- [Exercise task]:
Every record must be transcribed in its entirety, apart from the images, which are to be omitted.

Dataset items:
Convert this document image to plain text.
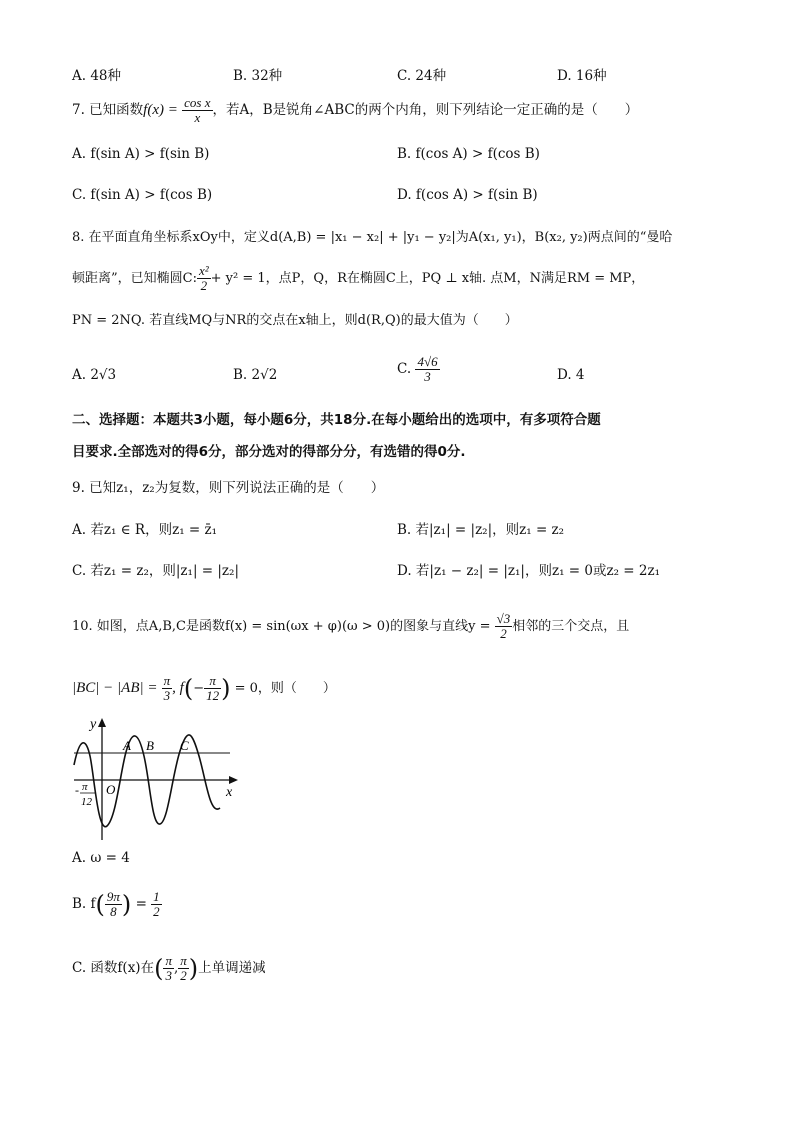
A. 48种	B. 32种	C. 24种	D. 16种
7. 已知函数$f(x) = \frac{\text{cos x}}{x}$ ，若A，B是锐角∠ABC的两个内角，则下列结论一定正确的是（　　）
A. f(sin A) > f(sin B)	B. f(cos A) > f(cos B)
C. f(sin A) > f(cos B)	D. f(cos A) > f(sin B)
8. 在平面直角坐标系xOy中，定义d(A,B) = |x₁ − x₂| + |y₁ − y₂|为A(x₁, y₁)，B(x₂, y₂)两点间的“曼哈
顿距离”，已知椭圆C: $\frac{\text{x²}}{2} + y^2 = 1$，点P，Q，R在椭圆C上，PQ ⊥ x轴. 点M，N满足RM = MP，
PN = 2NQ. 若直线MQ与NR的交点在x轴上，则d(R,Q)的最大值为（　　）
A. 2√3	B. 2√2	C. $\frac{4√6}{3}$	D. 4
二、选择题：本题共3小题，每小题6分，共18分.在每小题给出的选项中，有多项符合题
目要求.全部选对的得6分，部分选对的得部分分，有选错的得0分.
9. 已知z₁，z₂为复数，则下列说法正确的是（　　）
A. 若z₁ ∈ R，则z₁ = z̄₁	B. 若|z₁| = |z₂|，则z₁ = z₂
C. 若z₁ = z₂，则|z₁| = |z₂|	D. 若|z₁ − z₂| = |z₁|，则z₁ = 0或z₂ = 2z₁
10. 如图，点A,B,C是函数f(x) = sin(ωx + φ)(ω > 0)的图象与直线$y = \frac{√3}{2}$ 相邻的三个交点，且
$|BC| - |AB| = \frac{\pi}{3}$ , $f(- \frac{\pi}{12}$ ) = 0，则（　　）
y
x
O
A B C
- π
12
A. ω = 4
B. $f( \frac{9\pi}{8}$ ) = $\frac{1}{2}$
C. 函数f(x)在( $\frac{\pi}{3}$ , $\frac{\pi}{2}$ )上单调递减
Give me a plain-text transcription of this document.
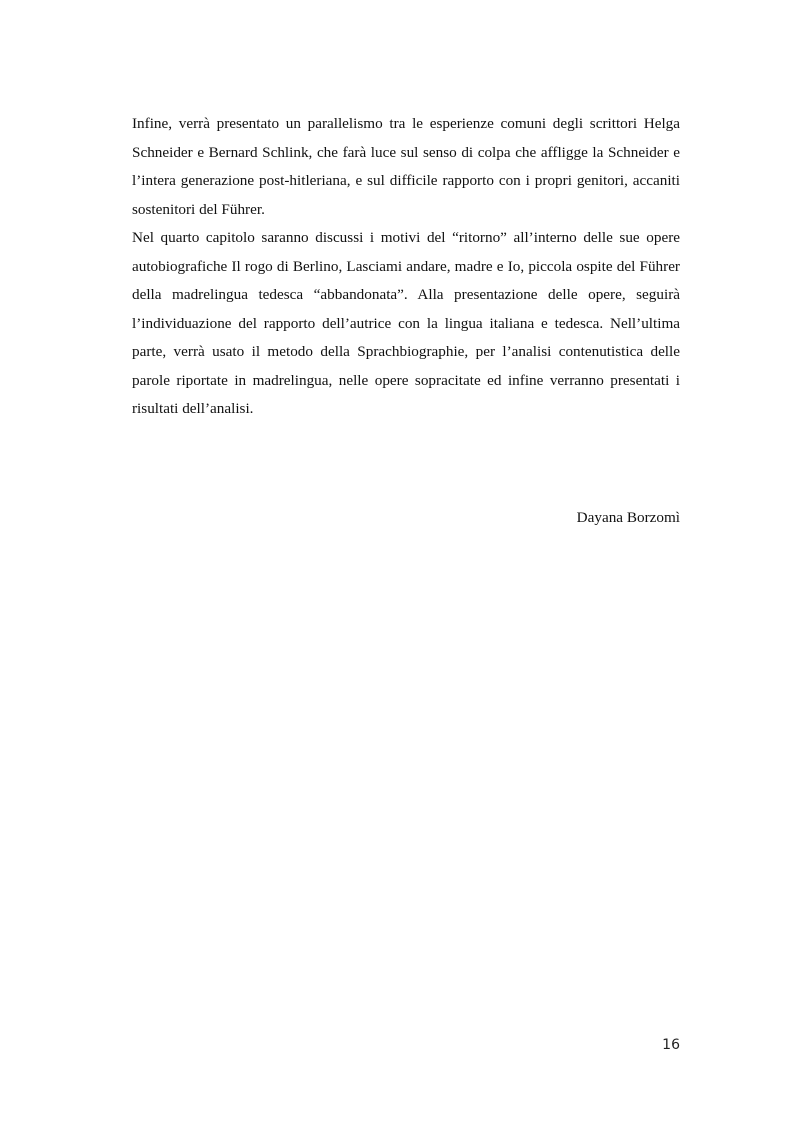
Infine, verrà presentato un parallelismo tra le esperienze comuni degli scrittori Helga Schneider e Bernard Schlink, che farà luce sul senso di colpa che affligge la Schneider e l’intera generazione post-hitleriana, e sul difficile rapporto con i propri genitori, accaniti sostenitori del Führer.

Nel quarto capitolo saranno discussi i motivi del “ritorno” all’interno delle sue opere autobiografiche Il rogo di Berlino, Lasciami andare, madre e Io, piccola ospite del Führer della madrelingua tedesca “abbandonata”. Alla presentazione delle opere, seguirà l’individuazione del rapporto dell’autrice con la lingua italiana e tedesca. Nell’ultima parte, verrà usato il metodo della Sprachbiographie, per l’analisi contenutistica delle parole riportate in madrelingua, nelle opere sopracitate ed infine verranno presentati i risultati dell’analisi.

Dayana Borzomì
16
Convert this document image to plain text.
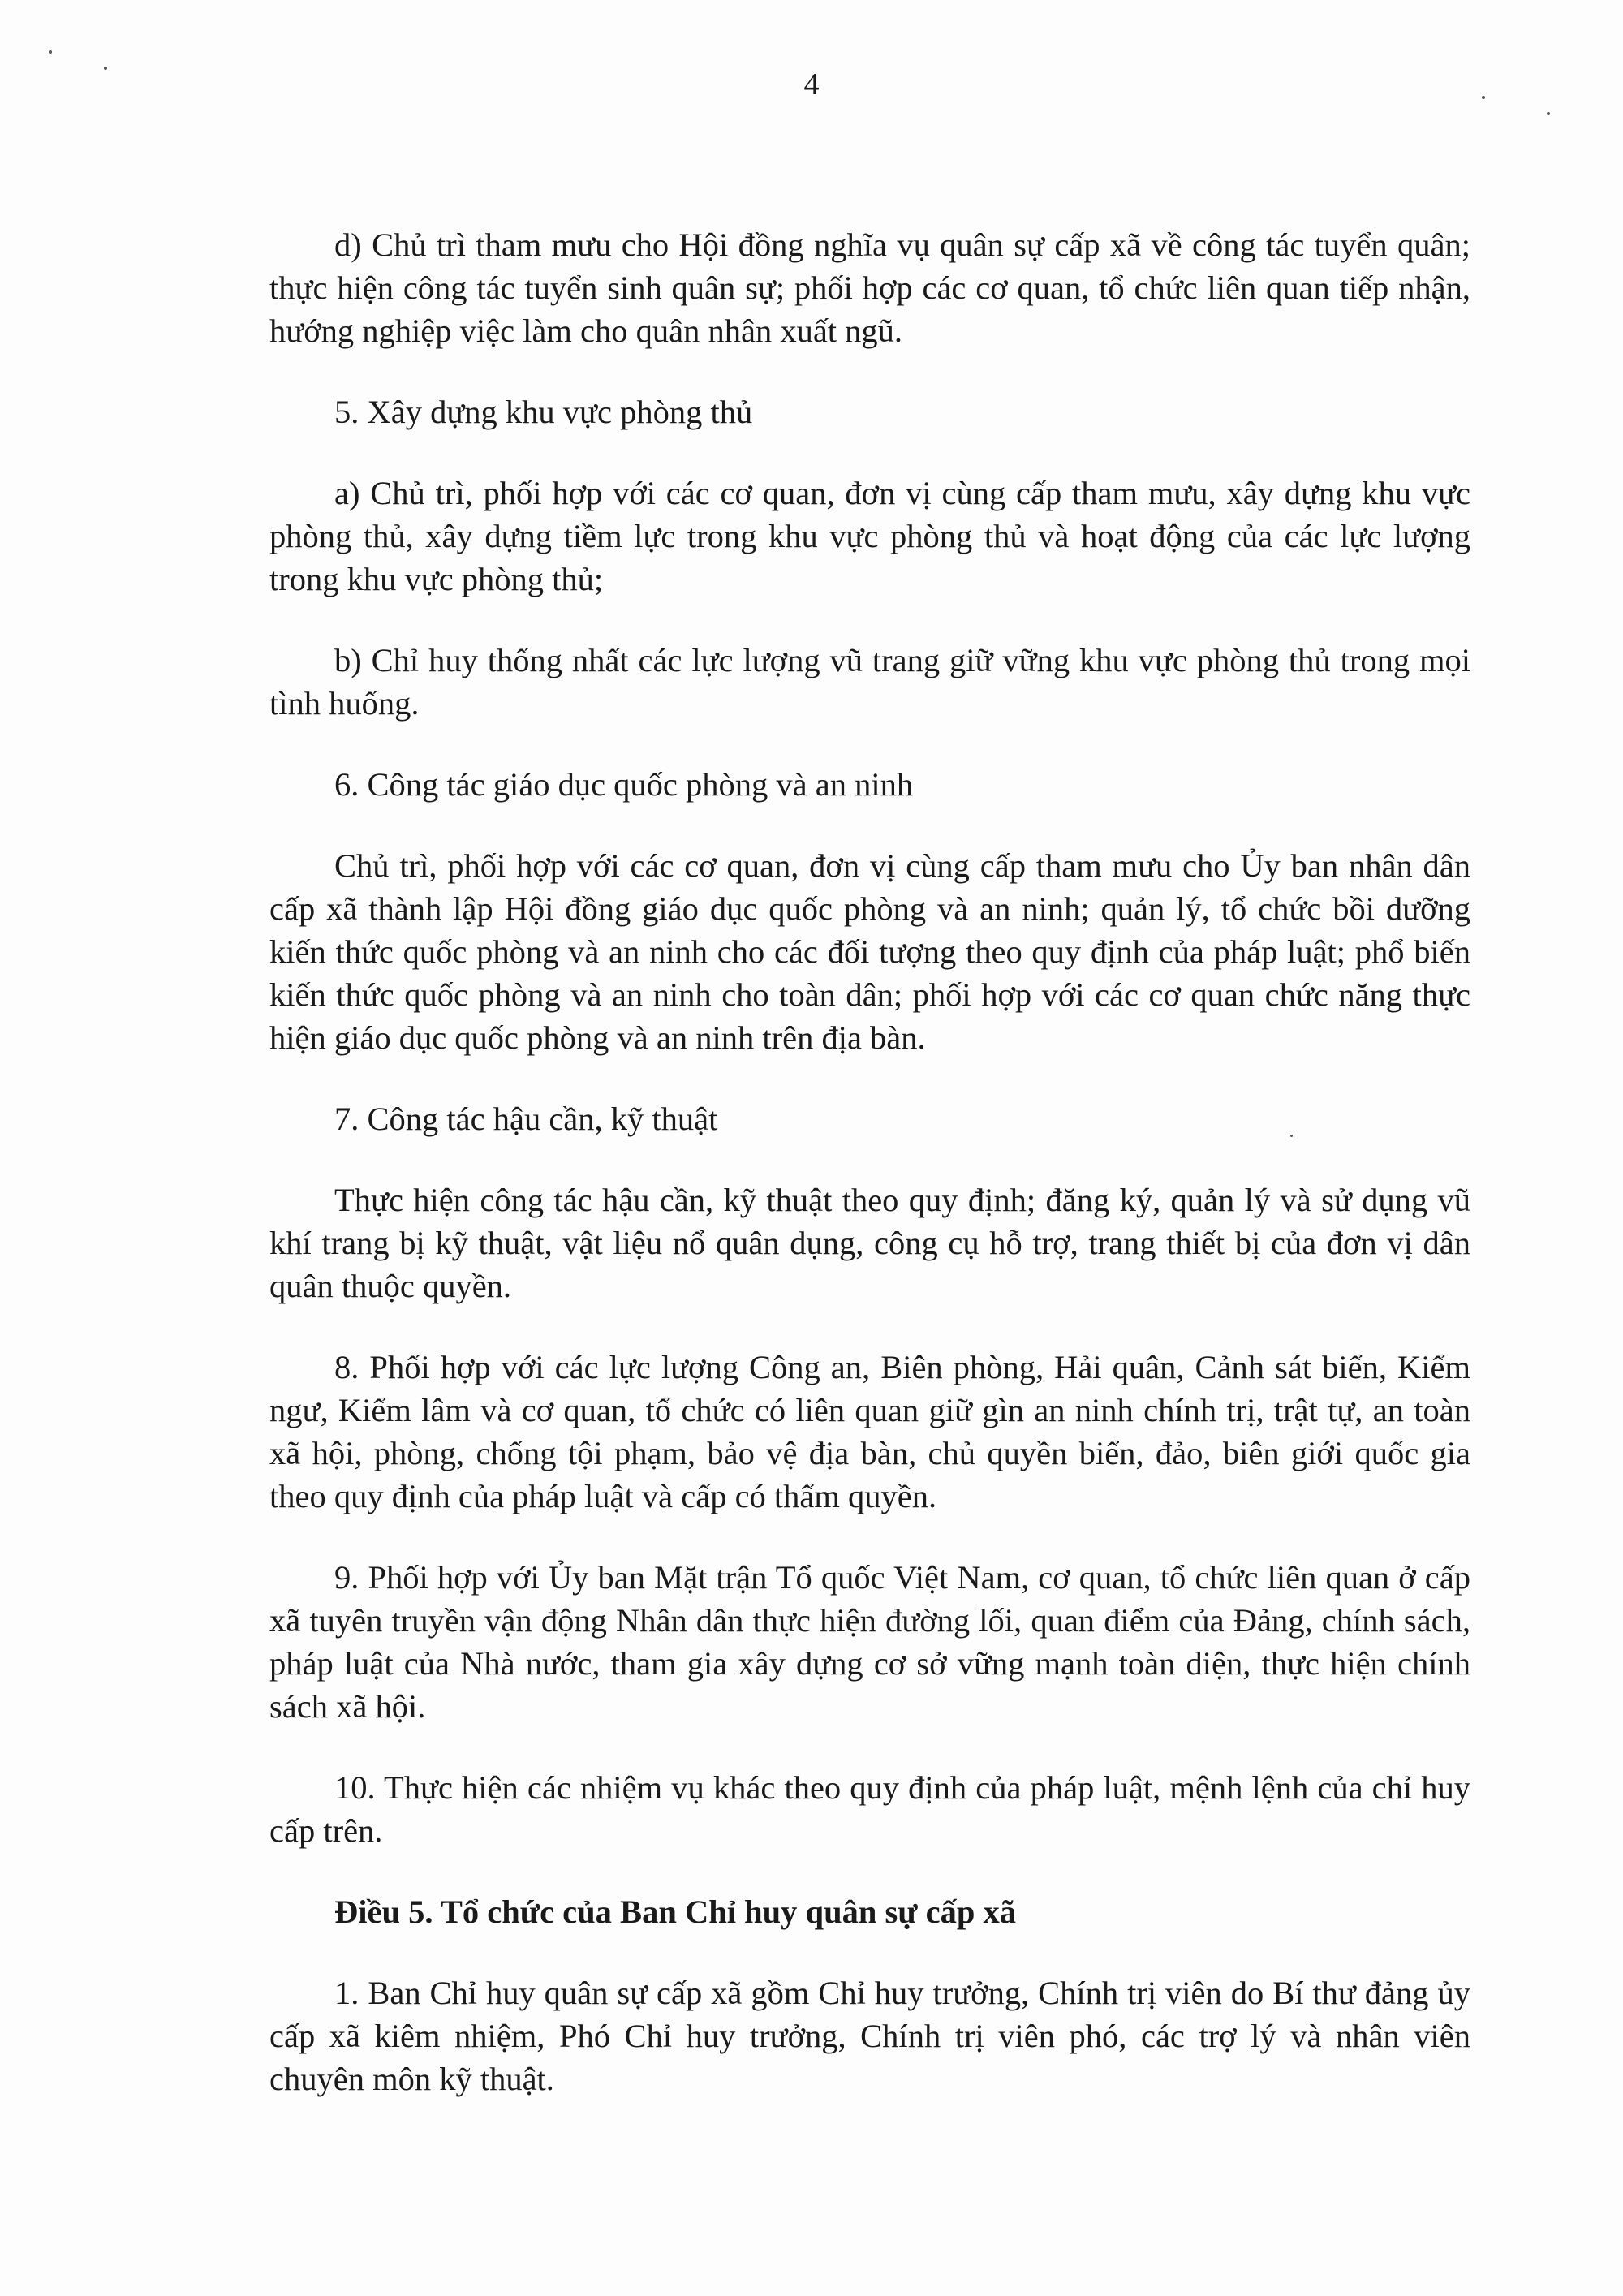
4

d) Chủ trì tham mưu cho Hội đồng nghĩa vụ quân sự cấp xã về công tác tuyển quân; thực hiện công tác tuyển sinh quân sự; phối hợp các cơ quan, tổ chức liên quan tiếp nhận, hướng nghiệp việc làm cho quân nhân xuất ngũ.

5. Xây dựng khu vực phòng thủ

a) Chủ trì, phối hợp với các cơ quan, đơn vị cùng cấp tham mưu, xây dựng khu vực phòng thủ, xây dựng tiềm lực trong khu vực phòng thủ và hoạt động của các lực lượng trong khu vực phòng thủ;

b) Chỉ huy thống nhất các lực lượng vũ trang giữ vững khu vực phòng thủ trong mọi tình huống.

6. Công tác giáo dục quốc phòng và an ninh

Chủ trì, phối hợp với các cơ quan, đơn vị cùng cấp tham mưu cho Ủy ban nhân dân cấp xã thành lập Hội đồng giáo dục quốc phòng và an ninh; quản lý, tổ chức bồi dưỡng kiến thức quốc phòng và an ninh cho các đối tượng theo quy định của pháp luật; phổ biến kiến thức quốc phòng và an ninh cho toàn dân; phối hợp với các cơ quan chức năng thực hiện giáo dục quốc phòng và an ninh trên địa bàn.

7. Công tác hậu cần, kỹ thuật

Thực hiện công tác hậu cần, kỹ thuật theo quy định; đăng ký, quản lý và sử dụng vũ khí trang bị kỹ thuật, vật liệu nổ quân dụng, công cụ hỗ trợ, trang thiết bị của đơn vị dân quân thuộc quyền.

8. Phối hợp với các lực lượng Công an, Biên phòng, Hải quân, Cảnh sát biển, Kiểm ngư, Kiểm lâm và cơ quan, tổ chức có liên quan giữ gìn an ninh chính trị, trật tự, an toàn xã hội, phòng, chống tội phạm, bảo vệ địa bàn, chủ quyền biển, đảo, biên giới quốc gia theo quy định của pháp luật và cấp có thẩm quyền.

9. Phối hợp với Ủy ban Mặt trận Tổ quốc Việt Nam, cơ quan, tổ chức liên quan ở cấp xã tuyên truyền vận động Nhân dân thực hiện đường lối, quan điểm của Đảng, chính sách, pháp luật của Nhà nước, tham gia xây dựng cơ sở vững mạnh toàn diện, thực hiện chính sách xã hội.

10. Thực hiện các nhiệm vụ khác theo quy định của pháp luật, mệnh lệnh của chỉ huy cấp trên.

Điều 5. Tổ chức của Ban Chỉ huy quân sự cấp xã

1. Ban Chỉ huy quân sự cấp xã gồm Chỉ huy trưởng, Chính trị viên do Bí thư đảng ủy cấp xã kiêm nhiệm, Phó Chỉ huy trưởng, Chính trị viên phó, các trợ lý và nhân viên chuyên môn kỹ thuật.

- [Exercise result]:
Convert this document image to plain text.
A. 48种	B. 32种	C. 24种	D. 16种
7. 已知函数$f(x) = \frac{\text{cos x}}{x}$ ，若A，B是锐角∠ABC的两个内角，则下列结论一定正确的是（　　）
A. f(sin A) > f(sin B)	B. f(cos A) > f(cos B)
C. f(sin A) > f(cos B)	D. f(cos A) > f(sin B)
8. 在平面直角坐标系xOy中，定义d(A,B) = |x₁ − x₂| + |y₁ − y₂|为A(x₁, y₁)，B(x₂, y₂)两点间的“曼哈
顿距离”，已知椭圆C: $\frac{\text{x²}}{2} + y^2 = 1$，点P，Q，R在椭圆C上，PQ ⊥ x轴. 点M，N满足RM = MP，
PN = 2NQ. 若直线MQ与NR的交点在x轴上，则d(R,Q)的最大值为（　　）
A. 2√3	B. 2√2	C. $\frac{4√6}{3}$	D. 4
二、选择题：本题共3小题，每小题6分，共18分.在每小题给出的选项中，有多项符合题
目要求.全部选对的得6分，部分选对的得部分分，有选错的得0分.
9. 已知z₁，z₂为复数，则下列说法正确的是（　　）
A. 若z₁ ∈ R，则z₁ = z̄₁	B. 若|z₁| = |z₂|，则z₁ = z₂
C. 若z₁ = z₂，则|z₁| = |z₂|	D. 若|z₁ − z₂| = |z₁|，则z₁ = 0或z₂ = 2z₁
10. 如图，点A,B,C是函数f(x) = sin(ωx + φ)(ω > 0)的图象与直线$y = \frac{√3}{2}$ 相邻的三个交点，且
$|BC| - |AB| = \frac{\pi}{3}$ , $f(- \frac{\pi}{12}$ ) = 0，则（　　）
y
x
O
A B C
- π
12
A. ω = 4
B. $f( \frac{9\pi}{8}$ ) = $\frac{1}{2}$
C. 函数f(x)在( $\frac{\pi}{3}$ , $\frac{\pi}{2}$ )上单调递减
Give me a plain-text transcription of this document.
Infine, verrà presentato un parallelismo tra le esperienze comuni degli scrittori Helga Schneider e Bernard Schlink, che farà luce sul senso di colpa che affligge la Schneider e l’intera generazione post-hitleriana, e sul difficile rapporto con i propri genitori, accaniti sostenitori del Führer.

Nel quarto capitolo saranno discussi i motivi del “ritorno” all’interno delle sue opere autobiografiche Il rogo di Berlino, Lasciami andare, madre e Io, piccola ospite del Führer della madrelingua tedesca “abbandonata”. Alla presentazione delle opere, seguirà l’individuazione del rapporto dell’autrice con la lingua italiana e tedesca. Nell’ultima parte, verrà usato il metodo della Sprachbiographie, per l’analisi contenutistica delle parole riportate in madrelingua, nelle opere sopracitate ed infine verranno presentati i risultati dell’analisi.

Dayana Borzomì
16
Convert this document image to plain text.
4

d) Chủ trì tham mưu cho Hội đồng nghĩa vụ quân sự cấp xã về công tác tuyển quân; thực hiện công tác tuyển sinh quân sự; phối hợp các cơ quan, tổ chức liên quan tiếp nhận, hướng nghiệp việc làm cho quân nhân xuất ngũ.

5. Xây dựng khu vực phòng thủ

a) Chủ trì, phối hợp với các cơ quan, đơn vị cùng cấp tham mưu, xây dựng khu vực phòng thủ, xây dựng tiềm lực trong khu vực phòng thủ và hoạt động của các lực lượng trong khu vực phòng thủ;

b) Chỉ huy thống nhất các lực lượng vũ trang giữ vững khu vực phòng thủ trong mọi tình huống.

6. Công tác giáo dục quốc phòng và an ninh

Chủ trì, phối hợp với các cơ quan, đơn vị cùng cấp tham mưu cho Ủy ban nhân dân cấp xã thành lập Hội đồng giáo dục quốc phòng và an ninh; quản lý, tổ chức bồi dưỡng kiến thức quốc phòng và an ninh cho các đối tượng theo quy định của pháp luật; phổ biến kiến thức quốc phòng và an ninh cho toàn dân; phối hợp với các cơ quan chức năng thực hiện giáo dục quốc phòng và an ninh trên địa bàn.

7. Công tác hậu cần, kỹ thuật

Thực hiện công tác hậu cần, kỹ thuật theo quy định; đăng ký, quản lý và sử dụng vũ khí trang bị kỹ thuật, vật liệu nổ quân dụng, công cụ hỗ trợ, trang thiết bị của đơn vị dân quân thuộc quyền.

8. Phối hợp với các lực lượng Công an, Biên phòng, Hải quân, Cảnh sát biển, Kiểm ngư, Kiểm lâm và cơ quan, tổ chức có liên quan giữ gìn an ninh chính trị, trật tự, an toàn xã hội, phòng, chống tội phạm, bảo vệ địa bàn, chủ quyền biển, đảo, biên giới quốc gia theo quy định của pháp luật và cấp có thẩm quyền.

9. Phối hợp với Ủy ban Mặt trận Tổ quốc Việt Nam, cơ quan, tổ chức liên quan ở cấp xã tuyên truyền vận động Nhân dân thực hiện đường lối, quan điểm của Đảng, chính sách, pháp luật của Nhà nước, tham gia xây dựng cơ sở vững mạnh toàn diện, thực hiện chính sách xã hội.

10. Thực hiện các nhiệm vụ khác theo quy định của pháp luật, mệnh lệnh của chỉ huy cấp trên.

Điều 5. Tổ chức của Ban Chỉ huy quân sự cấp xã

1. Ban Chỉ huy quân sự cấp xã gồm Chỉ huy trưởng, Chính trị viên do Bí thư đảng ủy cấp xã kiêm nhiệm, Phó Chỉ huy trưởng, Chính trị viên phó, các trợ lý và nhân viên chuyên môn kỹ thuật.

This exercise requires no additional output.